Extracted data entries:

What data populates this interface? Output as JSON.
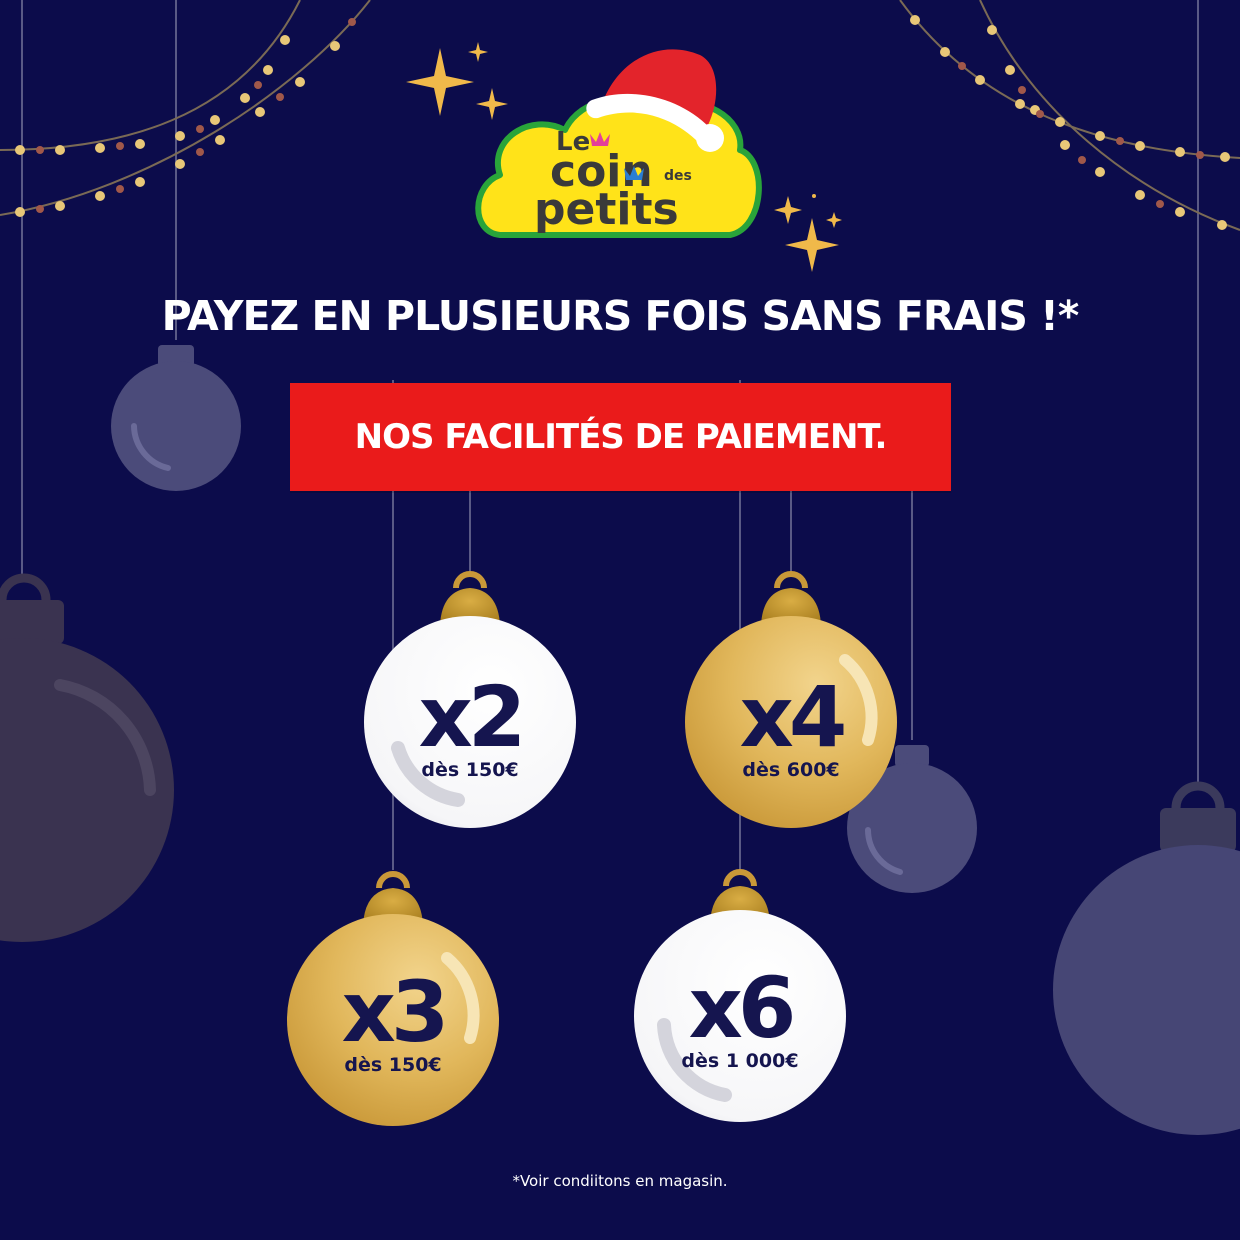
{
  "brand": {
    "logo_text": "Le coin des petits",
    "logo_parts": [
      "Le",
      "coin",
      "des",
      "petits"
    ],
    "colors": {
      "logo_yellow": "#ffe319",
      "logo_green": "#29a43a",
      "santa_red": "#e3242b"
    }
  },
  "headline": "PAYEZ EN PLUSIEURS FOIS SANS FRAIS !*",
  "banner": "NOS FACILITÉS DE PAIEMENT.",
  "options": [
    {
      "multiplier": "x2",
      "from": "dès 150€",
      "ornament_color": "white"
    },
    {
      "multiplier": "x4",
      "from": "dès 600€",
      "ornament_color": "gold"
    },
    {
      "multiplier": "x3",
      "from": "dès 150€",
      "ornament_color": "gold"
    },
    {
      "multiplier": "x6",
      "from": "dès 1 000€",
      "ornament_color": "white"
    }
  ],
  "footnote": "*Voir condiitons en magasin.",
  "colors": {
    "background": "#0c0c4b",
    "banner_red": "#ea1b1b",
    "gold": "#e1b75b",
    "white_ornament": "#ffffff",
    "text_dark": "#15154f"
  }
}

## Goal of the exercise
What is the number of lines in the records that contain the word "multiplier"? Answer with the number and nothing else.

## Completed task
4